▶ **What needs to be done**:
Revise the lines of every entry below by changing "Patent image size" to "Drawing size" and keeping everything else the same. Leave the pictures out of your answer.
## Begin Data provided
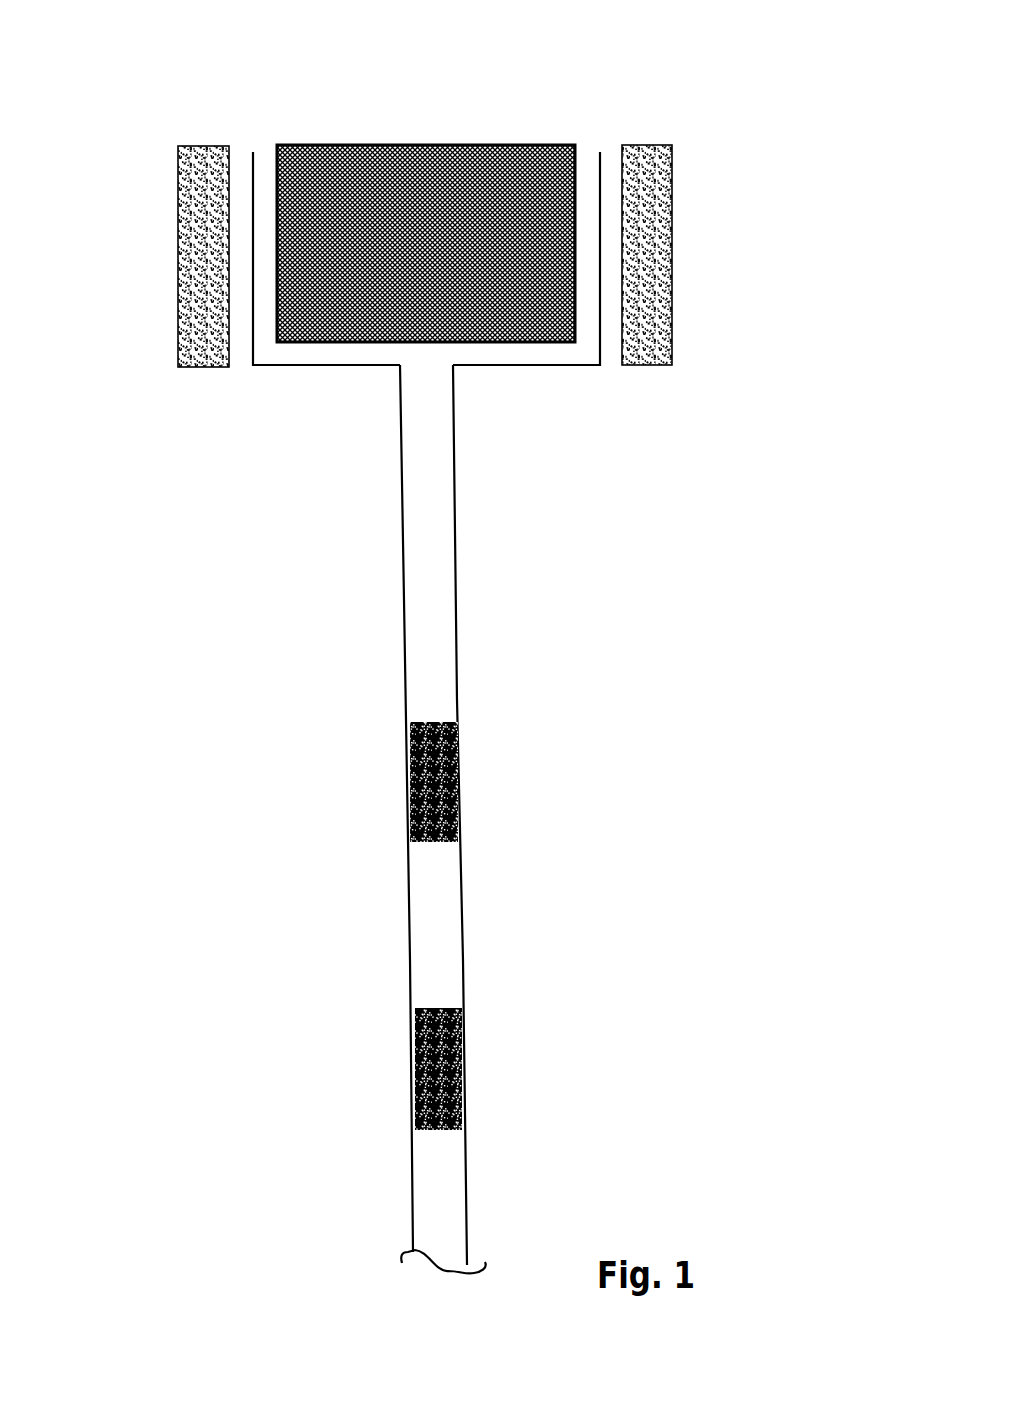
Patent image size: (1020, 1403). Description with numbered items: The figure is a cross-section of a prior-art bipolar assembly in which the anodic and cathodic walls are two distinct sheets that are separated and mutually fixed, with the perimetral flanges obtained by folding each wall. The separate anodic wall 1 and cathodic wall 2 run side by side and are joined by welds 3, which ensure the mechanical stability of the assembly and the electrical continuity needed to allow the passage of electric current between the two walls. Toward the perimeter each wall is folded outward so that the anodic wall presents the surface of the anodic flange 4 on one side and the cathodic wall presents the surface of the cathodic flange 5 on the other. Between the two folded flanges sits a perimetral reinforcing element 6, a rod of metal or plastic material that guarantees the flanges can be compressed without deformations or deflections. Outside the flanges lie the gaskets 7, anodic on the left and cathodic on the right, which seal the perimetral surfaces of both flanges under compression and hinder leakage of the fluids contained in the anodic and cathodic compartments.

The anodic wall 1 is at (404, 535).
The cathodic wall 2 is at (458, 535).
The welds 3 is at (455, 787).
The surface of the anodic flange 4 is at (255, 158).
The surface of the cathodic flange 5 is at (601, 157).
The perimetral reinforcing element 6 is at (448, 183).
The gaskets 7 is at (205, 270).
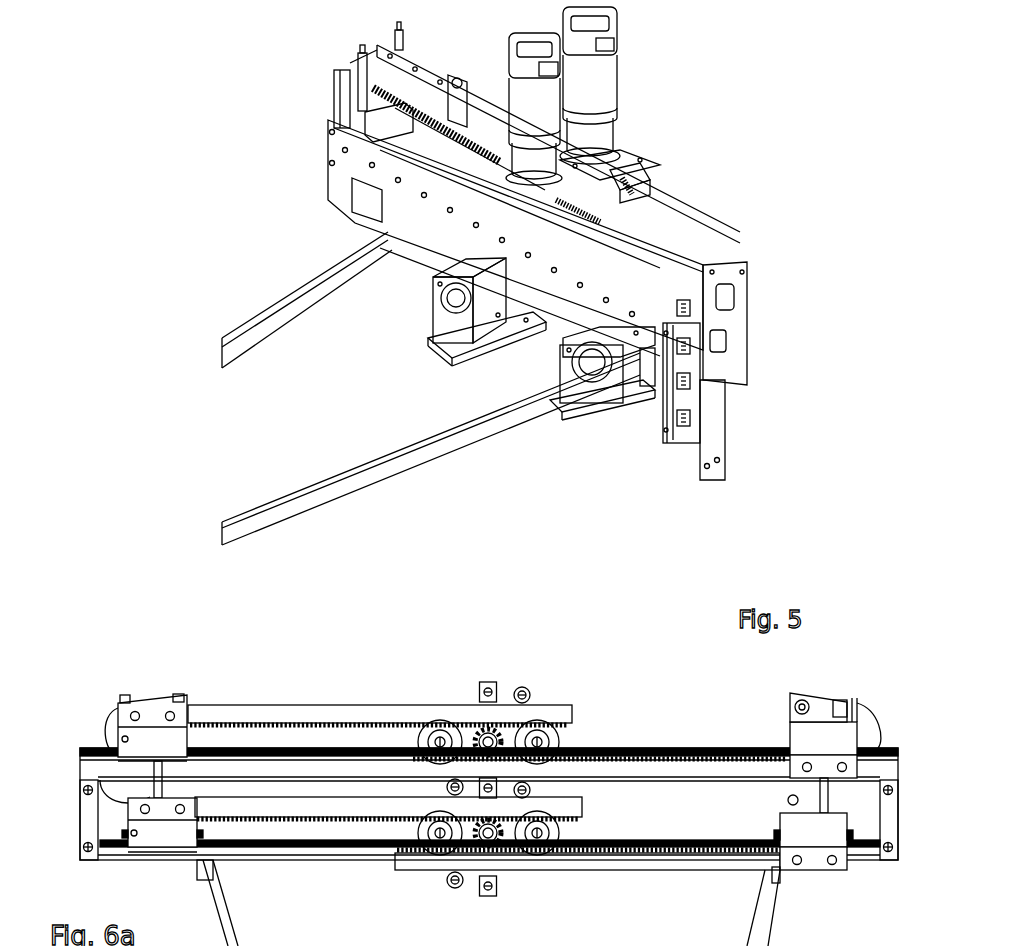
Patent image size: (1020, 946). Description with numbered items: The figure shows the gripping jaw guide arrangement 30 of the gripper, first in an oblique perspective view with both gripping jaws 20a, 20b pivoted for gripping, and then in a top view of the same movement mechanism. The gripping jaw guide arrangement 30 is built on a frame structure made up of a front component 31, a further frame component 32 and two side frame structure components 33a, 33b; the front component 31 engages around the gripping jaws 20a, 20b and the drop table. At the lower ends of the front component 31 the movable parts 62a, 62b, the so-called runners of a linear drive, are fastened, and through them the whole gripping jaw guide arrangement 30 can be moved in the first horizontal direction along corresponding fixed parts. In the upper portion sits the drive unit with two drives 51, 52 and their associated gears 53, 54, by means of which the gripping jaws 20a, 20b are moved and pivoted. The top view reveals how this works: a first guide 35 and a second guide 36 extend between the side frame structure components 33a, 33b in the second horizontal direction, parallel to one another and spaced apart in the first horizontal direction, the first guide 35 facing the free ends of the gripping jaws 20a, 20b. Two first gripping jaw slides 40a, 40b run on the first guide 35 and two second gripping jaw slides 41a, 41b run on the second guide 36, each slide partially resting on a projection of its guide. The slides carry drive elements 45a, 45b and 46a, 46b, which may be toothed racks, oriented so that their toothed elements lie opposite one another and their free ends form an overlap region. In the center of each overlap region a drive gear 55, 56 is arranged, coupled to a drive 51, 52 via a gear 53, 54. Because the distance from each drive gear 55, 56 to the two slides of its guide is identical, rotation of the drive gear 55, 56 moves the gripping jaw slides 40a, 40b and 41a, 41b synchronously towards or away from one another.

In FIG. 5, the gripping jaw 20a is at (260, 308).
In FIG. 5, the gripping jaw 20b is at (277, 517).
In FIG. 5, the gripping jaw guide arrangement 30 is at (730, 194).
In FIG. 5, the front component 31 is at (342, 196).
In FIG. 5, the frame structure component 32 is at (703, 260).
In FIG. 5, the side frame structure component 33a is at (340, 107).
In FIG. 6A, the side frame structure component 33a is at (87, 803).
In FIG. 5, the side frame structure component 33b is at (737, 350).
In FIG. 6A, the side frame structure component 33b is at (888, 800).
In FIG. 6A, the first guide 35 is at (327, 840).
In FIG. 6A, the second guide 36 is at (227, 792).
In FIG. 6A, the first gripping jaw slide 40a is at (168, 820).
In FIG. 6A, the first gripping jaw slide 40b is at (820, 818).
In FIG. 6A, the second gripping jaw slide 41a is at (147, 713).
In FIG. 6A, the second gripping jaw slide 41b is at (795, 708).
In FIG. 6A, the drive element 45a is at (240, 757).
In FIG. 6A, the drive element 45b is at (662, 850).
In FIG. 6A, the drive element 46a is at (347, 700).
In FIG. 6A, the drive element 46b is at (723, 760).
In FIG. 5, the drive 51 is at (590, 97).
In FIG. 5, the drive 52 is at (530, 107).
In FIG. 5, the gear 53 is at (585, 142).
In FIG. 5, the gear 54 is at (627, 190).
In FIG. 6A, the drive gear 55 is at (490, 848).
In FIG. 6A, the drive gear 56 is at (560, 722).
In FIG. 5, the movable part 62a is at (433, 340).
In FIG. 5, the movable part 62b is at (557, 350).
## End Data provided
▶ **Complete response**:
Drawing size: (1020, 1403). Description with numbered items: The figure is a cross-section of a prior-art bipolar assembly in which the anodic and cathodic walls are two distinct sheets that are separated and mutually fixed, with the perimetral flanges obtained by folding each wall. The separate anodic wall 1 and cathodic wall 2 run side by side and are joined by welds 3, which ensure the mechanical stability of the assembly and the electrical continuity needed to allow the passage of electric current between the two walls. Toward the perimeter each wall is folded outward so that the anodic wall presents the surface of the anodic flange 4 on one side and the cathodic wall presents the surface of the cathodic flange 5 on the other. Between the two folded flanges sits a perimetral reinforcing element 6, a rod of metal or plastic material that guarantees the flanges can be compressed without deformations or deflections. Outside the flanges lie the gaskets 7, anodic on the left and cathodic on the right, which seal the perimetral surfaces of both flanges under compression and hinder leakage of the fluids contained in the anodic and cathodic compartments.

The anodic wall 1 is at (404, 535).
The cathodic wall 2 is at (458, 535).
The welds 3 is at (455, 787).
The surface of the anodic flange 4 is at (255, 158).
The surface of the cathodic flange 5 is at (601, 157).
The perimetral reinforcing element 6 is at (448, 183).
The gaskets 7 is at (205, 270).
Drawing size: (1020, 946). Description with numbered items: The figure shows the gripping jaw guide arrangement 30 of the gripper, first in an oblique perspective view with both gripping jaws 20a, 20b pivoted for gripping, and then in a top view of the same movement mechanism. The gripping jaw guide arrangement 30 is built on a frame structure made up of a front component 31, a further frame component 32 and two side frame structure components 33a, 33b; the front component 31 engages around the gripping jaws 20a, 20b and the drop table. At the lower ends of the front component 31 the movable parts 62a, 62b, the so-called runners of a linear drive, are fastened, and through them the whole gripping jaw guide arrangement 30 can be moved in the first horizontal direction along corresponding fixed parts. In the upper portion sits the drive unit with two drives 51, 52 and their associated gears 53, 54, by means of which the gripping jaws 20a, 20b are moved and pivoted. The top view reveals how this works: a first guide 35 and a second guide 36 extend between the side frame structure components 33a, 33b in the second horizontal direction, parallel to one another and spaced apart in the first horizontal direction, the first guide 35 facing the free ends of the gripping jaws 20a, 20b. Two first gripping jaw slides 40a, 40b run on the first guide 35 and two second gripping jaw slides 41a, 41b run on the second guide 36, each slide partially resting on a projection of its guide. The slides carry drive elements 45a, 45b and 46a, 46b, which may be toothed racks, oriented so that their toothed elements lie opposite one another and their free ends form an overlap region. In the center of each overlap region a drive gear 55, 56 is arranged, coupled to a drive 51, 52 via a gear 53, 54. Because the distance from each drive gear 55, 56 to the two slides of its guide is identical, rotation of the drive gear 55, 56 moves the gripping jaw slides 40a, 40b and 41a, 41b synchronously towards or away from one another.

In FIG. 5, the gripping jaw 20a is at (260, 308).
In FIG. 5, the gripping jaw 20b is at (277, 517).
In FIG. 5, the gripping jaw guide arrangement 30 is at (730, 194).
In FIG. 5, the front component 31 is at (342, 196).
In FIG. 5, the frame structure component 32 is at (703, 260).
In FIG. 5, the side frame structure component 33a is at (340, 107).
In FIG. 6A, the side frame structure component 33a is at (87, 803).
In FIG. 5, the side frame structure component 33b is at (737, 350).
In FIG. 6A, the side frame structure component 33b is at (888, 800).
In FIG. 6A, the first guide 35 is at (327, 840).
In FIG. 6A, the second guide 36 is at (227, 792).
In FIG. 6A, the first gripping jaw slide 40a is at (168, 820).
In FIG. 6A, the first gripping jaw slide 40b is at (820, 818).
In FIG. 6A, the second gripping jaw slide 41a is at (147, 713).
In FIG. 6A, the second gripping jaw slide 41b is at (795, 708).
In FIG. 6A, the drive element 45a is at (240, 757).
In FIG. 6A, the drive element 45b is at (662, 850).
In FIG. 6A, the drive element 46a is at (347, 700).
In FIG. 6A, the drive element 46b is at (723, 760).
In FIG. 5, the drive 51 is at (590, 97).
In FIG. 5, the drive 52 is at (530, 107).
In FIG. 5, the gear 53 is at (585, 142).
In FIG. 5, the gear 54 is at (627, 190).
In FIG. 6A, the drive gear 55 is at (490, 848).
In FIG. 6A, the drive gear 56 is at (560, 722).
In FIG. 5, the movable part 62a is at (433, 340).
In FIG. 5, the movable part 62b is at (557, 350).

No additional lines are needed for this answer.